**Instructions for the task:** Exclude the pictures and return every line exactly as written.

BEGIN

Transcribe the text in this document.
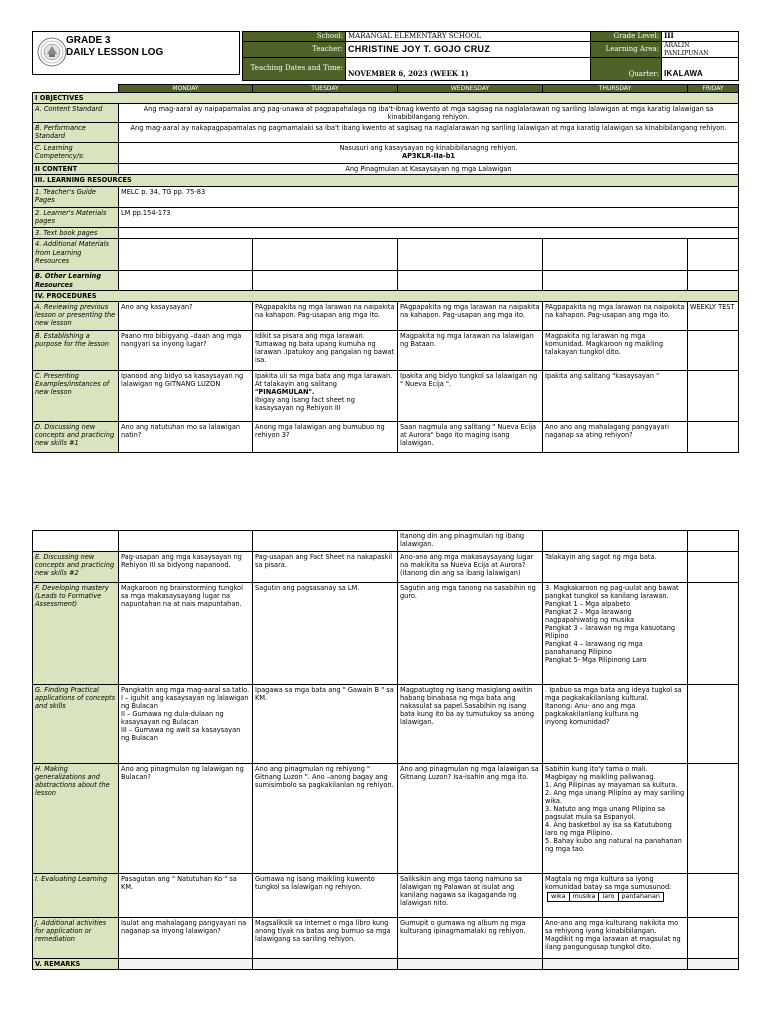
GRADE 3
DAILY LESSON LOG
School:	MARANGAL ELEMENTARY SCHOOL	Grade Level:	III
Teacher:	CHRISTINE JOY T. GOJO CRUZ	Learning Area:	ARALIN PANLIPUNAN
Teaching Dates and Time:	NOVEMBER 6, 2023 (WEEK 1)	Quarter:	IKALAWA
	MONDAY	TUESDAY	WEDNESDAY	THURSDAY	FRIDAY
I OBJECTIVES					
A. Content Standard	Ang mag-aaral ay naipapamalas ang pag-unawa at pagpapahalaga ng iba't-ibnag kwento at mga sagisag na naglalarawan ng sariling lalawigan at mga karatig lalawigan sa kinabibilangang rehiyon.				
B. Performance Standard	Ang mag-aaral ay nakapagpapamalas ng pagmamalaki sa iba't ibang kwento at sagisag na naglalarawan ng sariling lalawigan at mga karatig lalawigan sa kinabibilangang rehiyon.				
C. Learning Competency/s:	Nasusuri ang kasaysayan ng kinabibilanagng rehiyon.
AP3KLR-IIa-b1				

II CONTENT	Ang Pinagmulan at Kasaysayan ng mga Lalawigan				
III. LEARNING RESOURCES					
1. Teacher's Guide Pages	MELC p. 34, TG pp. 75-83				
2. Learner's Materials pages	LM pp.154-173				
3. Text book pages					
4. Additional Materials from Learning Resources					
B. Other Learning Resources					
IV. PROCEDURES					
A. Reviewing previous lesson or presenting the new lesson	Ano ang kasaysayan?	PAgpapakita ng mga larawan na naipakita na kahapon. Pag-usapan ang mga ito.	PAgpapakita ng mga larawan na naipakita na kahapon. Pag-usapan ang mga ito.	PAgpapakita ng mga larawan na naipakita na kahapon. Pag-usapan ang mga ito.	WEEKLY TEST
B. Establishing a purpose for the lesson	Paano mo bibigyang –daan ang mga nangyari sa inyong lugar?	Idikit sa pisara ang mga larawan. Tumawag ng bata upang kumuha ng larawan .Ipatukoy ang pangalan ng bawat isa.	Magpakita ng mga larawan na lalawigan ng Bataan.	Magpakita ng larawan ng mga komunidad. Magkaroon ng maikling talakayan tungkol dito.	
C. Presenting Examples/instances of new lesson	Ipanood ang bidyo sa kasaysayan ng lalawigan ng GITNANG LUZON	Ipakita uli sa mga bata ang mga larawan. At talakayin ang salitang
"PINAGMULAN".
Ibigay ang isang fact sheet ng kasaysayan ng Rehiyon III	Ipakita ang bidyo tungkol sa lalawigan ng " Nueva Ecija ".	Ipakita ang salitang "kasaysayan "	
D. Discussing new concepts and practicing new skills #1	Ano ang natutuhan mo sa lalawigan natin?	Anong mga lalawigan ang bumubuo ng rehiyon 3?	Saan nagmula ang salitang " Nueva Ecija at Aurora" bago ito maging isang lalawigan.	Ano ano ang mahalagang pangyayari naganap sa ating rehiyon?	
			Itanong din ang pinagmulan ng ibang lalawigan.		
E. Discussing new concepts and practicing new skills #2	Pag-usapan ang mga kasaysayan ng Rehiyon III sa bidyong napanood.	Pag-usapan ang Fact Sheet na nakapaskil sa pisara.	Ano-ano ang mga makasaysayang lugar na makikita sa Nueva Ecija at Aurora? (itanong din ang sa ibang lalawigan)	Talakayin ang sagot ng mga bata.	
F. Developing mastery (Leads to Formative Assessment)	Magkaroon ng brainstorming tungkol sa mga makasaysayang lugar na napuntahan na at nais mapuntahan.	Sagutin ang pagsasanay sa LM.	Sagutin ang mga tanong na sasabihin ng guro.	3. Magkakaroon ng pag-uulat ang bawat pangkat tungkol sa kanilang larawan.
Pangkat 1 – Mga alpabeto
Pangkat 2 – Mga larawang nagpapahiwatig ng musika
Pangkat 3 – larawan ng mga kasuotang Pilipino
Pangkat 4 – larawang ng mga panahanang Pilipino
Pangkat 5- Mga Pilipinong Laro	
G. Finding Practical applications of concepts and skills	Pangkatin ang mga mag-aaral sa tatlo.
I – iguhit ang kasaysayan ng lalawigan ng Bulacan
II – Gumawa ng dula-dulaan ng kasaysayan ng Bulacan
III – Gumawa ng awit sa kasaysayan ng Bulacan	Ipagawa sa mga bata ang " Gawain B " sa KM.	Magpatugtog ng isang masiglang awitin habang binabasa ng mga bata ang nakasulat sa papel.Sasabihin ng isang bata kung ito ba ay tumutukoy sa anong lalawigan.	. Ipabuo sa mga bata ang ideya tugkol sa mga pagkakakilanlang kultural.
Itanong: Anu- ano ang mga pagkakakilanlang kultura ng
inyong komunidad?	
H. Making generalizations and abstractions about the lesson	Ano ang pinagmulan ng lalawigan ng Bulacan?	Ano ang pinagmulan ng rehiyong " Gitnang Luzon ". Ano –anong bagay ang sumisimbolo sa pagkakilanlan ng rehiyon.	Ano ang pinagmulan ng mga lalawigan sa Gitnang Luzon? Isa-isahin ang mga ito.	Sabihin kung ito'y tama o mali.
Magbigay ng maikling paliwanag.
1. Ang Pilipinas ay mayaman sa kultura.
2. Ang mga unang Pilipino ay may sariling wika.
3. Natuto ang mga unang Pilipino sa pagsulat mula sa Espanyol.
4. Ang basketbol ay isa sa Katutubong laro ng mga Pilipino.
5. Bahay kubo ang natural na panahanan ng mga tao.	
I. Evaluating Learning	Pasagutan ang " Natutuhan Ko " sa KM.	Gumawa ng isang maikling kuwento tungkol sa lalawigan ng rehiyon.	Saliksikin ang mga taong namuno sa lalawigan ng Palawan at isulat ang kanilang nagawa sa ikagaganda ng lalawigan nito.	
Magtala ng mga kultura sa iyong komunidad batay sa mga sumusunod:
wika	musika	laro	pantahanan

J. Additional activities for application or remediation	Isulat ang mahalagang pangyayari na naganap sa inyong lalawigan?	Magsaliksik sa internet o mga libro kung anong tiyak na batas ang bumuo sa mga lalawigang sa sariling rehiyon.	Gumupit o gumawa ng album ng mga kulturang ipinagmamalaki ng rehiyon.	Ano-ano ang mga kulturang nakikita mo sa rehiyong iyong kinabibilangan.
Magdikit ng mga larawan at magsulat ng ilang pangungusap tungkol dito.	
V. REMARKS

END

**Response to the task:**
Transcribe the text in this document.
GRADE 3
DAILY LESSON LOG
School:	MARANGAL ELEMENTARY SCHOOL	Grade Level:	III
Teacher:	CHRISTINE JOY T. GOJO CRUZ	Learning Area:	ARALIN PANLIPUNAN
Teaching Dates and Time:	NOVEMBER 6, 2023 (WEEK 1)	Quarter:	IKALAWA
	MONDAY	TUESDAY	WEDNESDAY	THURSDAY	FRIDAY
I OBJECTIVES					
A. Content Standard	Ang mag-aaral ay naipapamalas ang pag-unawa at pagpapahalaga ng iba't-ibnag kwento at mga sagisag na naglalarawan ng sariling lalawigan at mga karatig lalawigan sa kinabibilangang rehiyon.				
B. Performance Standard	Ang mag-aaral ay nakapagpapamalas ng pagmamalaki sa iba't ibang kwento at sagisag na naglalarawan ng sariling lalawigan at mga karatig lalawigan sa kinabibilangang rehiyon.				
C. Learning Competency/s:	Nasusuri ang kasaysayan ng kinabibilanagng rehiyon.
AP3KLR-IIa-b1				

II CONTENT	Ang Pinagmulan at Kasaysayan ng mga Lalawigan				
III. LEARNING RESOURCES					
1. Teacher's Guide Pages	MELC p. 34, TG pp. 75-83				
2. Learner's Materials pages	LM pp.154-173				
3. Text book pages					
4. Additional Materials from Learning Resources					
B. Other Learning Resources					
IV. PROCEDURES					
A. Reviewing previous lesson or presenting the new lesson	Ano ang kasaysayan?	PAgpapakita ng mga larawan na naipakita na kahapon. Pag-usapan ang mga ito.	PAgpapakita ng mga larawan na naipakita na kahapon. Pag-usapan ang mga ito.	PAgpapakita ng mga larawan na naipakita na kahapon. Pag-usapan ang mga ito.	WEEKLY TEST
B. Establishing a purpose for the lesson	Paano mo bibigyang –daan ang mga nangyari sa inyong lugar?	Idikit sa pisara ang mga larawan. Tumawag ng bata upang kumuha ng larawan .Ipatukoy ang pangalan ng bawat isa.	Magpakita ng mga larawan na lalawigan ng Bataan.	Magpakita ng larawan ng mga komunidad. Magkaroon ng maikling talakayan tungkol dito.	
C. Presenting Examples/instances of new lesson	Ipanood ang bidyo sa kasaysayan ng lalawigan ng GITNANG LUZON	Ipakita uli sa mga bata ang mga larawan. At talakayin ang salitang
"PINAGMULAN".
Ibigay ang isang fact sheet ng kasaysayan ng Rehiyon III	Ipakita ang bidyo tungkol sa lalawigan ng " Nueva Ecija ".	Ipakita ang salitang "kasaysayan "	
D. Discussing new concepts and practicing new skills #1	Ano ang natutuhan mo sa lalawigan natin?	Anong mga lalawigan ang bumubuo ng rehiyon 3?	Saan nagmula ang salitang " Nueva Ecija at Aurora" bago ito maging isang lalawigan.	Ano ano ang mahalagang pangyayari naganap sa ating rehiyon?	
			Itanong din ang pinagmulan ng ibang lalawigan.		
E. Discussing new concepts and practicing new skills #2	Pag-usapan ang mga kasaysayan ng Rehiyon III sa bidyong napanood.	Pag-usapan ang Fact Sheet na nakapaskil sa pisara.	Ano-ano ang mga makasaysayang lugar na makikita sa Nueva Ecija at Aurora? (itanong din ang sa ibang lalawigan)	Talakayin ang sagot ng mga bata.	
F. Developing mastery (Leads to Formative Assessment)	Magkaroon ng brainstorming tungkol sa mga makasaysayang lugar na napuntahan na at nais mapuntahan.	Sagutin ang pagsasanay sa LM.	Sagutin ang mga tanong na sasabihin ng guro.	3. Magkakaroon ng pag-uulat ang bawat pangkat tungkol sa kanilang larawan.
Pangkat 1 – Mga alpabeto
Pangkat 2 – Mga larawang nagpapahiwatig ng musika
Pangkat 3 – larawan ng mga kasuotang Pilipino
Pangkat 4 – larawang ng mga panahanang Pilipino
Pangkat 5- Mga Pilipinong Laro	
G. Finding Practical applications of concepts and skills	Pangkatin ang mga mag-aaral sa tatlo.
I – iguhit ang kasaysayan ng lalawigan ng Bulacan
II – Gumawa ng dula-dulaan ng kasaysayan ng Bulacan
III – Gumawa ng awit sa kasaysayan ng Bulacan	Ipagawa sa mga bata ang " Gawain B " sa KM.	Magpatugtog ng isang masiglang awitin habang binabasa ng mga bata ang nakasulat sa papel.Sasabihin ng isang bata kung ito ba ay tumutukoy sa anong lalawigan.	. Ipabuo sa mga bata ang ideya tugkol sa mga pagkakakilanlang kultural.
Itanong: Anu- ano ang mga pagkakakilanlang kultura ng
inyong komunidad?	
H. Making generalizations and abstractions about the lesson	Ano ang pinagmulan ng lalawigan ng Bulacan?	Ano ang pinagmulan ng rehiyong " Gitnang Luzon ". Ano –anong bagay ang sumisimbolo sa pagkakilanlan ng rehiyon.	Ano ang pinagmulan ng mga lalawigan sa Gitnang Luzon? Isa-isahin ang mga ito.	Sabihin kung ito'y tama o mali.
Magbigay ng maikling paliwanag.
1. Ang Pilipinas ay mayaman sa kultura.
2. Ang mga unang Pilipino ay may sariling wika.
3. Natuto ang mga unang Pilipino sa pagsulat mula sa Espanyol.
4. Ang basketbol ay isa sa Katutubong laro ng mga Pilipino.
5. Bahay kubo ang natural na panahanan ng mga tao.	
I. Evaluating Learning	Pasagutan ang " Natutuhan Ko " sa KM.	Gumawa ng isang maikling kuwento tungkol sa lalawigan ng rehiyon.	Saliksikin ang mga taong namuno sa lalawigan ng Palawan at isulat ang kanilang nagawa sa ikagaganda ng lalawigan nito.	
Magtala ng mga kultura sa iyong komunidad batay sa mga sumusunod:
wika	musika	laro	pantahanan

J. Additional activities for application or remediation	Isulat ang mahalagang pangyayari na naganap sa inyong lalawigan?	Magsaliksik sa internet o mga libro kung anong tiyak na batas ang bumuo sa mga lalawigang sa sariling rehiyon.	Gumupit o gumawa ng album ng mga kulturang ipinagmamalaki ng rehiyon.	Ano-ano ang mga kulturang nakikita mo sa rehiyong iyong kinabibilangan.
Magdikit ng mga larawan at magsulat ng ilang pangungusap tungkol dito.	
V. REMARKS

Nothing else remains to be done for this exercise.